INSTRUCTIONS TO FOLLOW — Gather each line in the entries that includes the string "does".

## Start

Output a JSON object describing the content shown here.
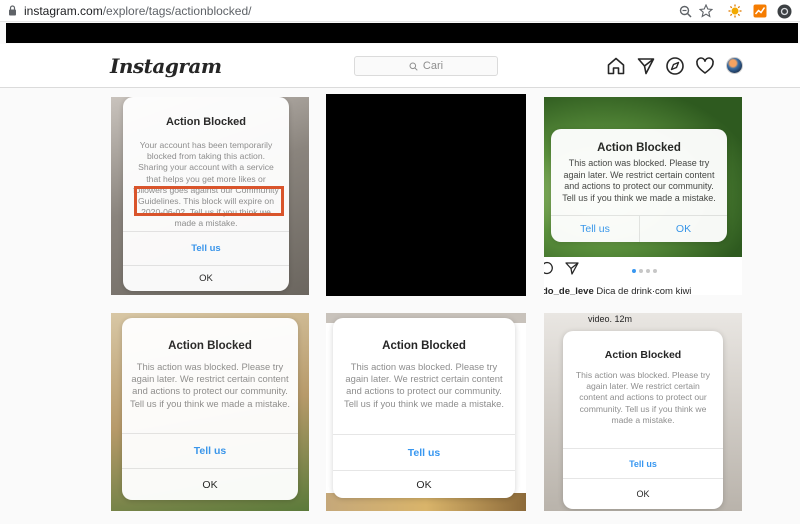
{
  "browser": {
    "url_host": "instagram.com",
    "url_path": "/explore/tags/actionblocked/"
  },
  "header": {
    "logo": "Instagram",
    "search_placeholder": "Cari"
  },
  "tiles": [
    {
      "title": "Action Blocked",
      "body": "Your account has been temporarily blocked from taking this action. Sharing your account with a service that helps you get more likes or followers goes against our Community Guidelines. This block will expire on 2020-06-02. Tell us if you think we made a mistake.",
      "primary": "Tell us",
      "secondary": "OK"
    },
    {
      "title": "Action Blocked",
      "body": "This action was blocked. Please try again later. We restrict certain content and actions to protect our community. Tell us if you think we made a mistake.",
      "primary": "Tell us",
      "secondary": "OK",
      "caption_user": "do_de_leve",
      "caption_text": "Dica de drink·com kiwi"
    },
    {
      "title": "Action Blocked",
      "body": "This action was blocked. Please try again later. We restrict certain content and actions to protect our community. Tell us if you think we made a mistake.",
      "primary": "Tell us",
      "secondary": "OK"
    },
    {
      "title": "Action Blocked",
      "body": "This action was blocked. Please try again later. We restrict certain content and actions to protect our community. Tell us if you think we made a mistake.",
      "primary": "Tell us",
      "secondary": "OK"
    },
    {
      "title": "Action Blocked",
      "body": "This action was blocked. Please try again later. We restrict certain content and actions to protect our community. Tell us if you think we made a mistake.",
      "primary": "Tell us",
      "secondary": "OK",
      "top_text": "video. 12m"
    }
  ],
  "icons": {
    "home": "home-icon",
    "direct": "paper-plane-icon",
    "explore": "compass-icon",
    "activity": "heart-icon"
  },
  "colors": {
    "link_blue": "#3897f0",
    "highlight": "#d9542b"
  }
}
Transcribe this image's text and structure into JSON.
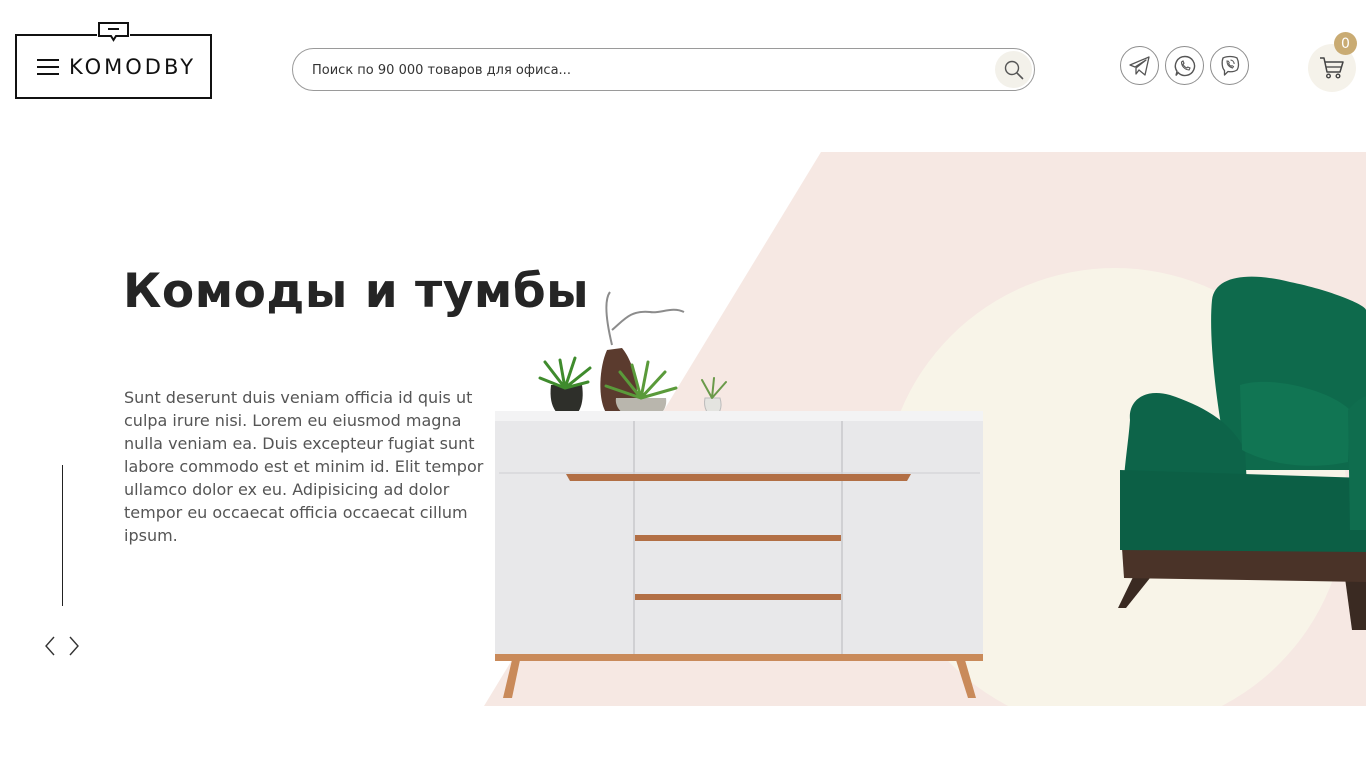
{
  "header": {
    "logo_text": "KOMODBY",
    "search": {
      "placeholder": "Поиск по 90 000 товаров для офиса..."
    },
    "messengers": [
      "telegram-icon",
      "whatsapp-icon",
      "viber-icon"
    ],
    "cart": {
      "count": "0",
      "icon": "cart-icon",
      "badge_color": "#c9ab73"
    }
  },
  "hero": {
    "title": "Комоды и тумбы",
    "text": "Sunt deserunt duis veniam officia id quis ut culpa irure nisi. Lorem eu eiusmod magna nulla veniam ea. Duis excepteur fugiat sunt labore commodo est et minim id. Elit tempor ullamco dolor ex eu. Adipisicing ad dolor tempor eu occaecat officia occaecat cillum ipsum.",
    "nav": {
      "prev_icon": "chevron-left-icon",
      "next_icon": "chevron-right-icon"
    },
    "colors": {
      "pink": "#f6e8e3",
      "cream": "#f8f4e8",
      "armchair": "#0d6b4e"
    }
  }
}
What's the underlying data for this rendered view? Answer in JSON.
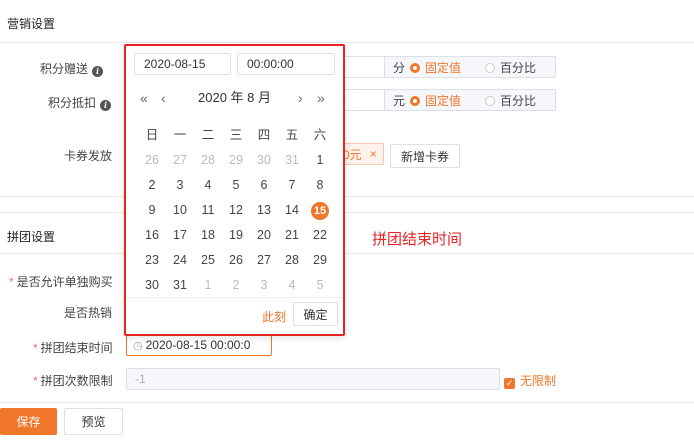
{
  "marketing": {
    "section_title": "营销设置",
    "points_gift_label": "积分赠送",
    "points_gift_unit": "分",
    "points_deduct_label": "积分抵扣",
    "points_deduct_unit": "元",
    "fixed_label": "固定值",
    "percent_label": "百分比",
    "coupon_label": "卡券发放",
    "coupon_tag": "0元",
    "coupon_tag_close": "×",
    "add_coupon_button": "新增卡券"
  },
  "group": {
    "section_title": "拼团设置",
    "allow_single_label": "是否允许单独购买",
    "is_hot_label": "是否热销",
    "end_time_label": "拼团结束时间",
    "end_time_value": "2020-08-15 00:00:0",
    "limit_label": "拼团次数限制",
    "limit_value": "-1",
    "unlimited_label": "无限制"
  },
  "annotation": "拼团结束时间",
  "calendar": {
    "date_input": "2020-08-15",
    "time_input": "00:00:00",
    "title": "2020 年  8 月",
    "prev_year": "«",
    "prev_month": "‹",
    "next_month": "›",
    "next_year": "»",
    "weekdays": [
      "日",
      "一",
      "二",
      "三",
      "四",
      "五",
      "六"
    ],
    "weeks": [
      [
        "26",
        "27",
        "28",
        "29",
        "30",
        "31",
        "1"
      ],
      [
        "2",
        "3",
        "4",
        "5",
        "6",
        "7",
        "8"
      ],
      [
        "9",
        "10",
        "11",
        "12",
        "13",
        "14",
        "15"
      ],
      [
        "16",
        "17",
        "18",
        "19",
        "20",
        "21",
        "22"
      ],
      [
        "23",
        "24",
        "25",
        "26",
        "27",
        "28",
        "29"
      ],
      [
        "30",
        "31",
        "1",
        "2",
        "3",
        "4",
        "5"
      ]
    ],
    "now_button": "此刻",
    "confirm_button": "确定"
  },
  "footer": {
    "save_button": "保存",
    "preview_button": "预览"
  },
  "colors": {
    "accent": "#f0762a",
    "annotation_red": "#e82323"
  }
}
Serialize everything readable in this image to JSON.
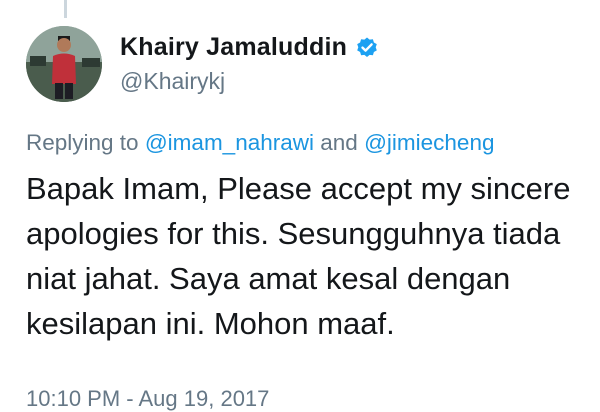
{
  "tweet": {
    "author": {
      "name": "Khairy Jamaluddin",
      "handle": "@Khairykj",
      "verified": true,
      "avatar_icon": "profile-photo"
    },
    "replying_prefix": "Replying to",
    "mention_1": "@imam_nahrawi",
    "conjunction": "and",
    "mention_2": "@jimiecheng",
    "body_lines": [
      "Bapak Imam, Please accept my sincere",
      "apologies for this. Sesungguhnya tiada",
      "niat jahat. Saya amat kesal dengan",
      "kesilapan ini. Mohon maaf."
    ],
    "timestamp": "10:10 PM - Aug 19, 2017"
  },
  "colors": {
    "text_primary": "#14171a",
    "text_secondary": "#657786",
    "link": "#1b95e0",
    "verified_badge": "#1da1f2"
  }
}
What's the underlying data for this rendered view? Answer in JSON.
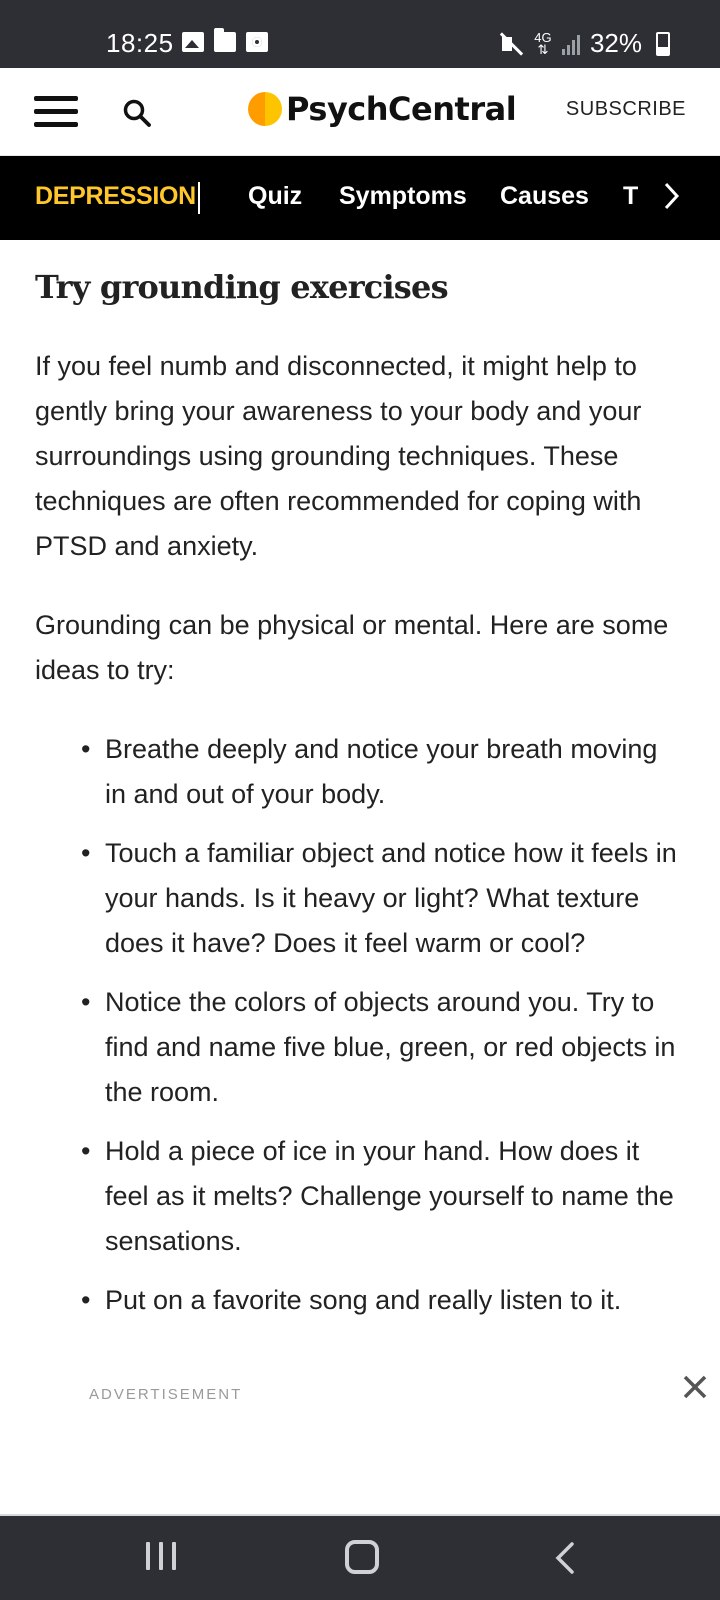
{
  "status_bar": {
    "time": "18:25",
    "left_icons": [
      "image-icon",
      "folder-icon",
      "camera-icon"
    ],
    "right_icons": [
      "mute-icon",
      "4g-icon",
      "signal-icon",
      "battery-icon"
    ],
    "network": "4G",
    "battery": "32%"
  },
  "header": {
    "logo_text": "PsychCentral",
    "subscribe_label": "SUBSCRIBE",
    "menu_icon": "hamburger-icon",
    "search_icon": "search-icon",
    "logo_color": "#ff9d00"
  },
  "category_nav": {
    "primary": "DEPRESSION",
    "primary_color": "#ffc72c",
    "items": [
      "Quiz",
      "Symptoms",
      "Causes",
      "T"
    ],
    "more_icon": "chevron-right-icon"
  },
  "article": {
    "heading": "Try grounding exercises",
    "paragraphs": [
      "If you feel numb and disconnected, it might help to gently bring your awareness to your body and your surroundings using grounding techniques. These techniques are often recommended for coping with PTSD and anxiety.",
      "Grounding can be physical or mental. Here are some ideas to try:"
    ],
    "ideas": [
      "Breathe deeply and notice your breath moving in and out of your body.",
      "Touch a familiar object and notice how it feels in your hands. Is it heavy or light? What texture does it have? Does it feel warm or cool?",
      "Notice the colors of objects around you. Try to find and name five blue, green, or red objects in the room.",
      "Hold a piece of ice in your hand. How does it feel as it melts? Challenge yourself to name the sensations.",
      "Put on a favorite song and really listen to it."
    ]
  },
  "ad": {
    "label": "ADVERTISEMENT",
    "close_icon": "close-icon"
  },
  "system_nav": {
    "buttons": [
      "recents-icon",
      "home-icon",
      "back-icon"
    ]
  }
}
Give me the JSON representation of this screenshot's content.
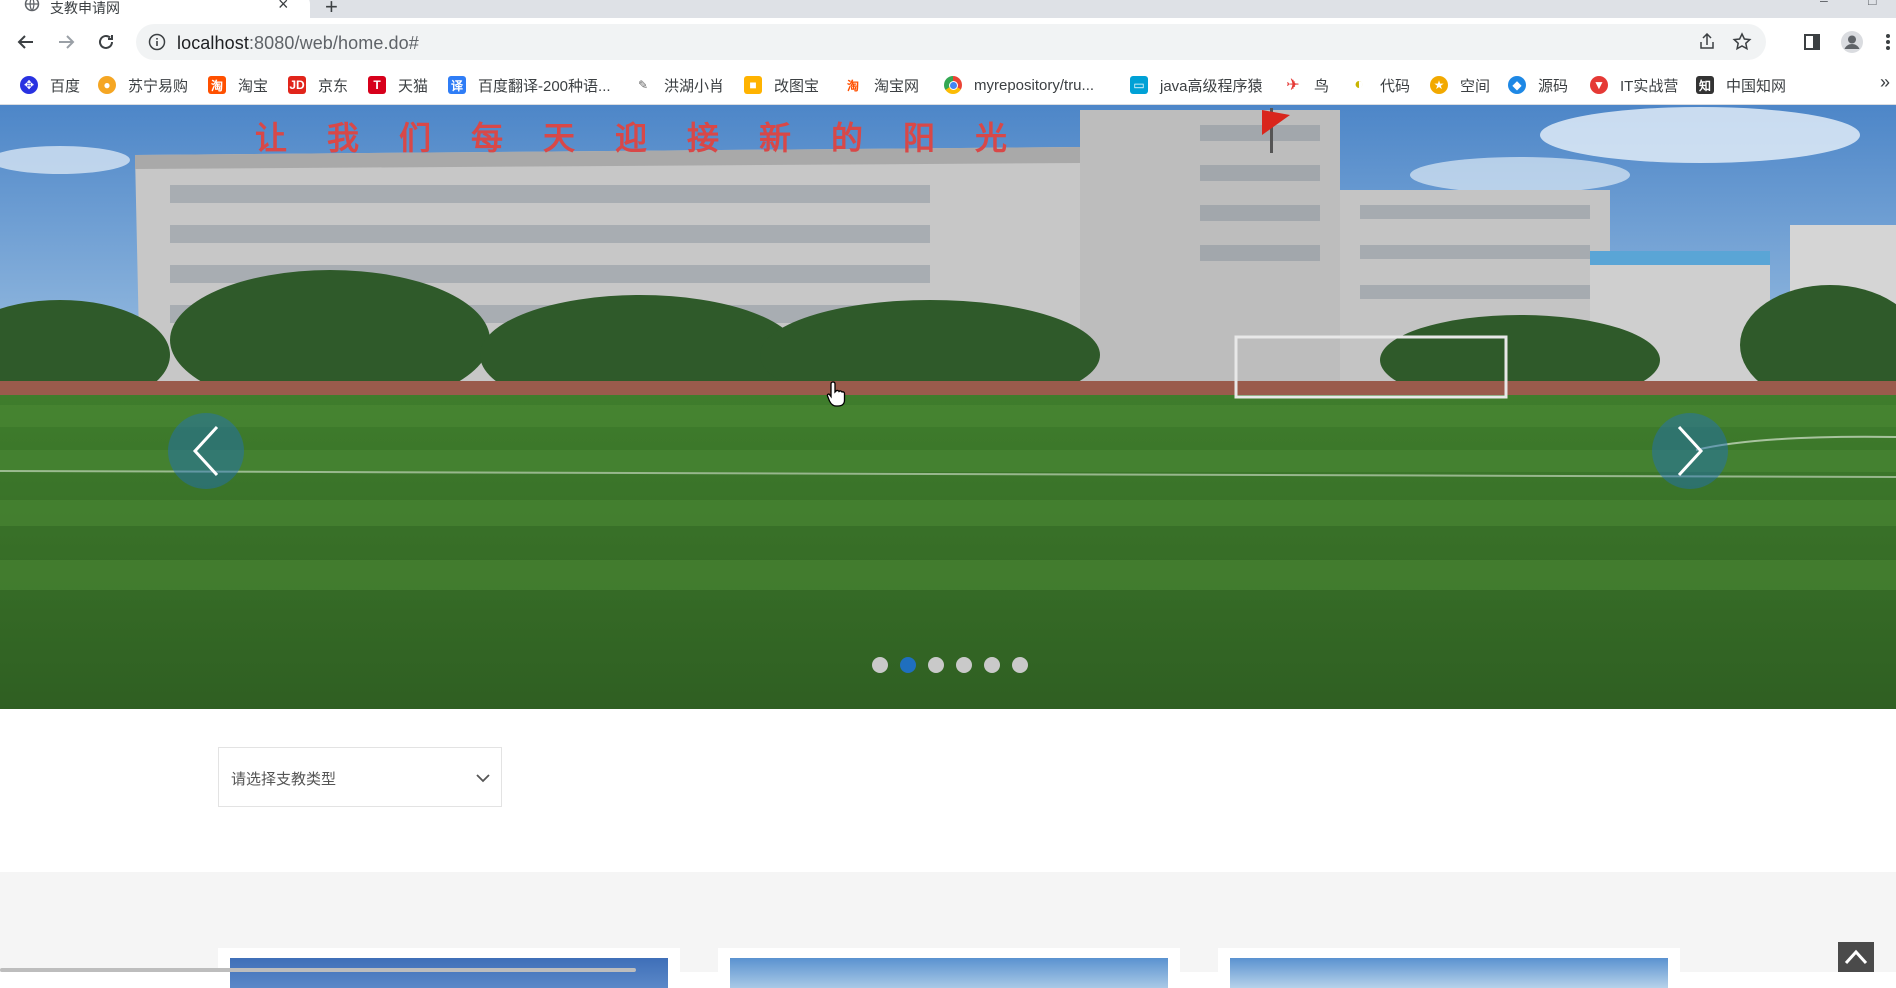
{
  "tab": {
    "title": "支教申请网",
    "close": "×",
    "new_tab": "+"
  },
  "window_controls": {
    "minimize": "–",
    "maximize": "□"
  },
  "address_bar": {
    "host": "localhost",
    "path": ":8080/web/home.do#"
  },
  "bookmarks": [
    {
      "label": "百度",
      "icon": "baidu-icon",
      "color": "#2932e1"
    },
    {
      "label": "苏宁易购",
      "icon": "suning-icon",
      "color": "#f5a623"
    },
    {
      "label": "淘宝",
      "icon": "taobao-icon",
      "color": "#ff5000"
    },
    {
      "label": "京东",
      "icon": "jd-icon",
      "color": "#e1251b"
    },
    {
      "label": "天猫",
      "icon": "tmall-icon",
      "color": "#d7001b"
    },
    {
      "label": "百度翻译-200种语...",
      "icon": "baidu-translate-icon",
      "color": "#2f7df6"
    },
    {
      "label": "洪湖小肖",
      "icon": "feather-icon",
      "color": "#666666"
    },
    {
      "label": "改图宝",
      "icon": "gaitubao-icon",
      "color": "#ffb300"
    },
    {
      "label": "淘宝网",
      "icon": "taobao-icon",
      "color": "#ff5000"
    },
    {
      "label": "myrepository/tru...",
      "icon": "chrome-icon",
      "color": "#4285f4"
    },
    {
      "label": "java高级程序猿",
      "icon": "bilibili-icon",
      "color": "#00a1d6"
    },
    {
      "label": "鸟",
      "icon": "bird-icon",
      "color": "#e53935"
    },
    {
      "label": "代码",
      "icon": "moon-icon",
      "color": "#c8b400"
    },
    {
      "label": "空间",
      "icon": "qzone-icon",
      "color": "#f2a900"
    },
    {
      "label": "源码",
      "icon": "fish-icon",
      "color": "#1e88e5"
    },
    {
      "label": "IT实战营",
      "icon": "it-icon",
      "color": "#e53935"
    },
    {
      "label": "中国知网",
      "icon": "cnki-icon",
      "color": "#333333"
    }
  ],
  "bookmarks_more": "»",
  "carousel": {
    "slogan": "让我们每天迎接新的阳光",
    "slide_count": 6,
    "active_index": 1
  },
  "filter": {
    "type_placeholder": "请选择支教类型"
  },
  "colors": {
    "accent": "#1f6fbe",
    "page_bg_gray": "#f5f5f5"
  }
}
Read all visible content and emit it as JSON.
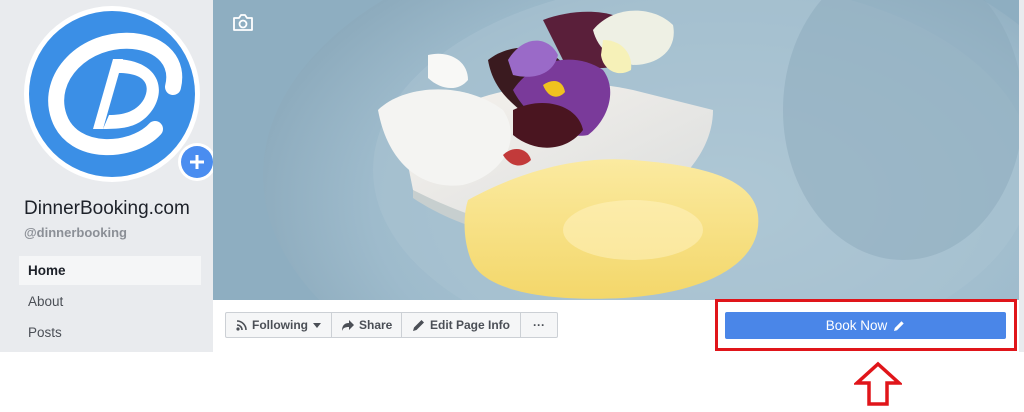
{
  "profile": {
    "name": "DinnerBooking.com",
    "handle": "@dinnerbooking",
    "avatar_icon": "dinnerbooking-logo",
    "add_icon": "plus-icon"
  },
  "sidebar": {
    "items": [
      {
        "label": "Home",
        "active": true
      },
      {
        "label": "About",
        "active": false
      },
      {
        "label": "Posts",
        "active": false
      }
    ]
  },
  "cover": {
    "camera_icon": "camera-icon"
  },
  "actions": {
    "following_label": "Following",
    "share_label": "Share",
    "edit_label": "Edit Page Info",
    "more_label": "···",
    "book_label": "Book Now"
  },
  "annotation": {
    "highlight_color": "#e0151a",
    "arrow_icon": "up-arrow-icon"
  },
  "colors": {
    "accent": "#4a86e8",
    "page_background": "#e9ebee",
    "text": "#1d2129"
  }
}
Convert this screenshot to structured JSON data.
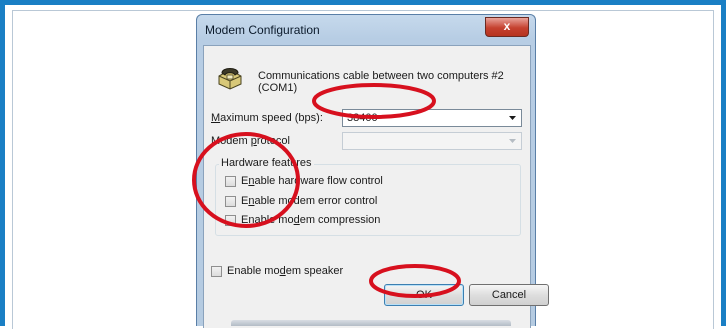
{
  "dialog": {
    "title": "Modem Configuration",
    "close_glyph": "x",
    "device_name": "Communications cable between two computers #2 (COM1)",
    "icon": "modem-icon"
  },
  "max_speed": {
    "label_pre": "",
    "label_accel": "M",
    "label_post": "aximum speed (bps):",
    "value": "38400"
  },
  "modem_protocol": {
    "label_pre": "Modem ",
    "label_accel": "p",
    "label_post": "rotocol",
    "value": ""
  },
  "hardware_features": {
    "label": "Hardware features",
    "items": [
      {
        "pre": "E",
        "accel": "n",
        "post": "able hardware flow control",
        "checked": false
      },
      {
        "pre": "E",
        "accel": "n",
        "post": "able modem error control",
        "checked": false
      },
      {
        "pre": "Enable mo",
        "accel": "d",
        "post": "em compression",
        "checked": false
      }
    ]
  },
  "speaker": {
    "pre": "Enable mo",
    "accel": "d",
    "post": "em speaker",
    "checked": false
  },
  "buttons": {
    "ok": "OK",
    "cancel": "Cancel"
  },
  "colors": {
    "frame_border": "#1a7fc4",
    "annotation_red": "#d7101e",
    "close_button": "#c5412f"
  }
}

## End

FINISHED ANSWER —
      "Touch a familiar object and notice how it feels in your hands. Is it heavy or light? What texture does it have? Does it feel warm or cool?",
      "Hold a piece of ice in your hand. How does it feel as it melts? Challenge yourself to name the sensations.",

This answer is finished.